## Begin
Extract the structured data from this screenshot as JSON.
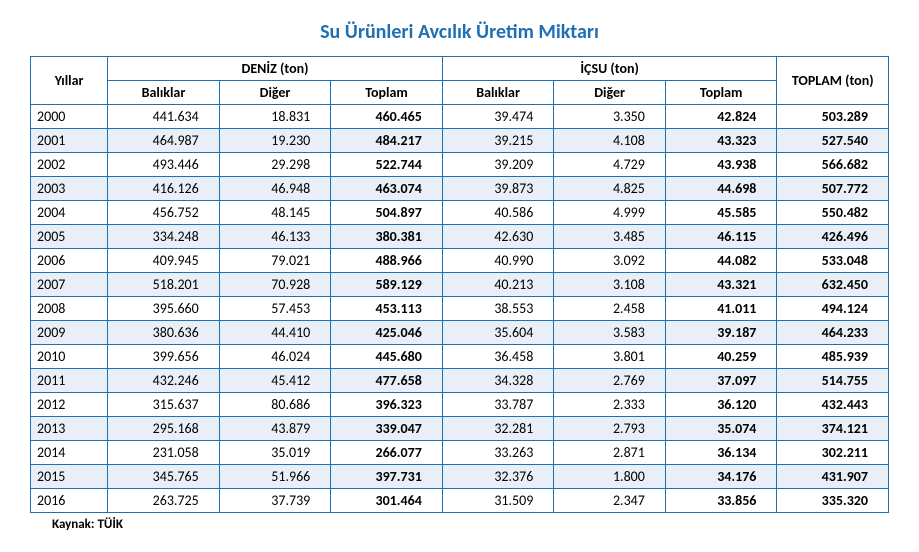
{
  "title": "Su Ürünleri Avcılık Üretim Miktarı",
  "source": "Kaynak: TÜİK",
  "table": {
    "type": "table",
    "header_row1": {
      "years": "Yıllar",
      "sea": "DENİZ (ton)",
      "inland": "İÇSU (ton)",
      "total": "TOPLAM (ton)"
    },
    "header_row2": {
      "fish": "Balıklar",
      "other": "Diğer",
      "subtotal": "Toplam"
    },
    "colors": {
      "border": "#1f6fb3",
      "title": "#1f6fb3",
      "row_alt": "#e8eff7",
      "row_norm": "#ffffff",
      "text": "#000000"
    },
    "fonts": {
      "title_size_pt": 15,
      "body_size_pt": 11,
      "family": "Calibri"
    },
    "columns": [
      "Yıllar",
      "Balıklar",
      "Diğer",
      "Toplam",
      "Balıklar",
      "Diğer",
      "Toplam",
      "TOPLAM (ton)"
    ],
    "bold_columns": [
      3,
      6,
      7
    ],
    "rows": [
      {
        "year": "2000",
        "d_fish": "441.634",
        "d_other": "18.831",
        "d_total": "460.465",
        "i_fish": "39.474",
        "i_other": "3.350",
        "i_total": "42.824",
        "total": "503.289"
      },
      {
        "year": "2001",
        "d_fish": "464.987",
        "d_other": "19.230",
        "d_total": "484.217",
        "i_fish": "39.215",
        "i_other": "4.108",
        "i_total": "43.323",
        "total": "527.540"
      },
      {
        "year": "2002",
        "d_fish": "493.446",
        "d_other": "29.298",
        "d_total": "522.744",
        "i_fish": "39.209",
        "i_other": "4.729",
        "i_total": "43.938",
        "total": "566.682"
      },
      {
        "year": "2003",
        "d_fish": "416.126",
        "d_other": "46.948",
        "d_total": "463.074",
        "i_fish": "39.873",
        "i_other": "4.825",
        "i_total": "44.698",
        "total": "507.772"
      },
      {
        "year": "2004",
        "d_fish": "456.752",
        "d_other": "48.145",
        "d_total": "504.897",
        "i_fish": "40.586",
        "i_other": "4.999",
        "i_total": "45.585",
        "total": "550.482"
      },
      {
        "year": "2005",
        "d_fish": "334.248",
        "d_other": "46.133",
        "d_total": "380.381",
        "i_fish": "42.630",
        "i_other": "3.485",
        "i_total": "46.115",
        "total": "426.496"
      },
      {
        "year": "2006",
        "d_fish": "409.945",
        "d_other": "79.021",
        "d_total": "488.966",
        "i_fish": "40.990",
        "i_other": "3.092",
        "i_total": "44.082",
        "total": "533.048"
      },
      {
        "year": "2007",
        "d_fish": "518.201",
        "d_other": "70.928",
        "d_total": "589.129",
        "i_fish": "40.213",
        "i_other": "3.108",
        "i_total": "43.321",
        "total": "632.450"
      },
      {
        "year": "2008",
        "d_fish": "395.660",
        "d_other": "57.453",
        "d_total": "453.113",
        "i_fish": "38.553",
        "i_other": "2.458",
        "i_total": "41.011",
        "total": "494.124"
      },
      {
        "year": "2009",
        "d_fish": "380.636",
        "d_other": "44.410",
        "d_total": "425.046",
        "i_fish": "35.604",
        "i_other": "3.583",
        "i_total": "39.187",
        "total": "464.233"
      },
      {
        "year": "2010",
        "d_fish": "399.656",
        "d_other": "46.024",
        "d_total": "445.680",
        "i_fish": "36.458",
        "i_other": "3.801",
        "i_total": "40.259",
        "total": "485.939"
      },
      {
        "year": "2011",
        "d_fish": "432.246",
        "d_other": "45.412",
        "d_total": "477.658",
        "i_fish": "34.328",
        "i_other": "2.769",
        "i_total": "37.097",
        "total": "514.755"
      },
      {
        "year": "2012",
        "d_fish": "315.637",
        "d_other": "80.686",
        "d_total": "396.323",
        "i_fish": "33.787",
        "i_other": "2.333",
        "i_total": "36.120",
        "total": "432.443"
      },
      {
        "year": "2013",
        "d_fish": "295.168",
        "d_other": "43.879",
        "d_total": "339.047",
        "i_fish": "32.281",
        "i_other": "2.793",
        "i_total": "35.074",
        "total": "374.121"
      },
      {
        "year": "2014",
        "d_fish": "231.058",
        "d_other": "35.019",
        "d_total": "266.077",
        "i_fish": "33.263",
        "i_other": "2.871",
        "i_total": "36.134",
        "total": "302.211"
      },
      {
        "year": "2015",
        "d_fish": "345.765",
        "d_other": "51.966",
        "d_total": "397.731",
        "i_fish": "32.376",
        "i_other": "1.800",
        "i_total": "34.176",
        "total": "431.907"
      },
      {
        "year": "2016",
        "d_fish": "263.725",
        "d_other": "37.739",
        "d_total": "301.464",
        "i_fish": "31.509",
        "i_other": "2.347",
        "i_total": "33.856",
        "total": "335.320"
      }
    ]
  }
}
## End
Leave out all images, then reproduce the entries above exactly.

Extract the structured data from this screenshot as JSON.
{
  "title": "Su Ürünleri Avcılık Üretim Miktarı",
  "source": "Kaynak: TÜİK",
  "table": {
    "type": "table",
    "header_row1": {
      "years": "Yıllar",
      "sea": "DENİZ (ton)",
      "inland": "İÇSU (ton)",
      "total": "TOPLAM (ton)"
    },
    "header_row2": {
      "fish": "Balıklar",
      "other": "Diğer",
      "subtotal": "Toplam"
    },
    "colors": {
      "border": "#1f6fb3",
      "title": "#1f6fb3",
      "row_alt": "#e8eff7",
      "row_norm": "#ffffff",
      "text": "#000000"
    },
    "fonts": {
      "title_size_pt": 15,
      "body_size_pt": 11,
      "family": "Calibri"
    },
    "columns": [
      "Yıllar",
      "Balıklar",
      "Diğer",
      "Toplam",
      "Balıklar",
      "Diğer",
      "Toplam",
      "TOPLAM (ton)"
    ],
    "bold_columns": [
      3,
      6,
      7
    ],
    "rows": [
      {
        "year": "2000",
        "d_fish": "441.634",
        "d_other": "18.831",
        "d_total": "460.465",
        "i_fish": "39.474",
        "i_other": "3.350",
        "i_total": "42.824",
        "total": "503.289"
      },
      {
        "year": "2001",
        "d_fish": "464.987",
        "d_other": "19.230",
        "d_total": "484.217",
        "i_fish": "39.215",
        "i_other": "4.108",
        "i_total": "43.323",
        "total": "527.540"
      },
      {
        "year": "2002",
        "d_fish": "493.446",
        "d_other": "29.298",
        "d_total": "522.744",
        "i_fish": "39.209",
        "i_other": "4.729",
        "i_total": "43.938",
        "total": "566.682"
      },
      {
        "year": "2003",
        "d_fish": "416.126",
        "d_other": "46.948",
        "d_total": "463.074",
        "i_fish": "39.873",
        "i_other": "4.825",
        "i_total": "44.698",
        "total": "507.772"
      },
      {
        "year": "2004",
        "d_fish": "456.752",
        "d_other": "48.145",
        "d_total": "504.897",
        "i_fish": "40.586",
        "i_other": "4.999",
        "i_total": "45.585",
        "total": "550.482"
      },
      {
        "year": "2005",
        "d_fish": "334.248",
        "d_other": "46.133",
        "d_total": "380.381",
        "i_fish": "42.630",
        "i_other": "3.485",
        "i_total": "46.115",
        "total": "426.496"
      },
      {
        "year": "2006",
        "d_fish": "409.945",
        "d_other": "79.021",
        "d_total": "488.966",
        "i_fish": "40.990",
        "i_other": "3.092",
        "i_total": "44.082",
        "total": "533.048"
      },
      {
        "year": "2007",
        "d_fish": "518.201",
        "d_other": "70.928",
        "d_total": "589.129",
        "i_fish": "40.213",
        "i_other": "3.108",
        "i_total": "43.321",
        "total": "632.450"
      },
      {
        "year": "2008",
        "d_fish": "395.660",
        "d_other": "57.453",
        "d_total": "453.113",
        "i_fish": "38.553",
        "i_other": "2.458",
        "i_total": "41.011",
        "total": "494.124"
      },
      {
        "year": "2009",
        "d_fish": "380.636",
        "d_other": "44.410",
        "d_total": "425.046",
        "i_fish": "35.604",
        "i_other": "3.583",
        "i_total": "39.187",
        "total": "464.233"
      },
      {
        "year": "2010",
        "d_fish": "399.656",
        "d_other": "46.024",
        "d_total": "445.680",
        "i_fish": "36.458",
        "i_other": "3.801",
        "i_total": "40.259",
        "total": "485.939"
      },
      {
        "year": "2011",
        "d_fish": "432.246",
        "d_other": "45.412",
        "d_total": "477.658",
        "i_fish": "34.328",
        "i_other": "2.769",
        "i_total": "37.097",
        "total": "514.755"
      },
      {
        "year": "2012",
        "d_fish": "315.637",
        "d_other": "80.686",
        "d_total": "396.323",
        "i_fish": "33.787",
        "i_other": "2.333",
        "i_total": "36.120",
        "total": "432.443"
      },
      {
        "year": "2013",
        "d_fish": "295.168",
        "d_other": "43.879",
        "d_total": "339.047",
        "i_fish": "32.281",
        "i_other": "2.793",
        "i_total": "35.074",
        "total": "374.121"
      },
      {
        "year": "2014",
        "d_fish": "231.058",
        "d_other": "35.019",
        "d_total": "266.077",
        "i_fish": "33.263",
        "i_other": "2.871",
        "i_total": "36.134",
        "total": "302.211"
      },
      {
        "year": "2015",
        "d_fish": "345.765",
        "d_other": "51.966",
        "d_total": "397.731",
        "i_fish": "32.376",
        "i_other": "1.800",
        "i_total": "34.176",
        "total": "431.907"
      },
      {
        "year": "2016",
        "d_fish": "263.725",
        "d_other": "37.739",
        "d_total": "301.464",
        "i_fish": "31.509",
        "i_other": "2.347",
        "i_total": "33.856",
        "total": "335.320"
      }
    ]
  }
}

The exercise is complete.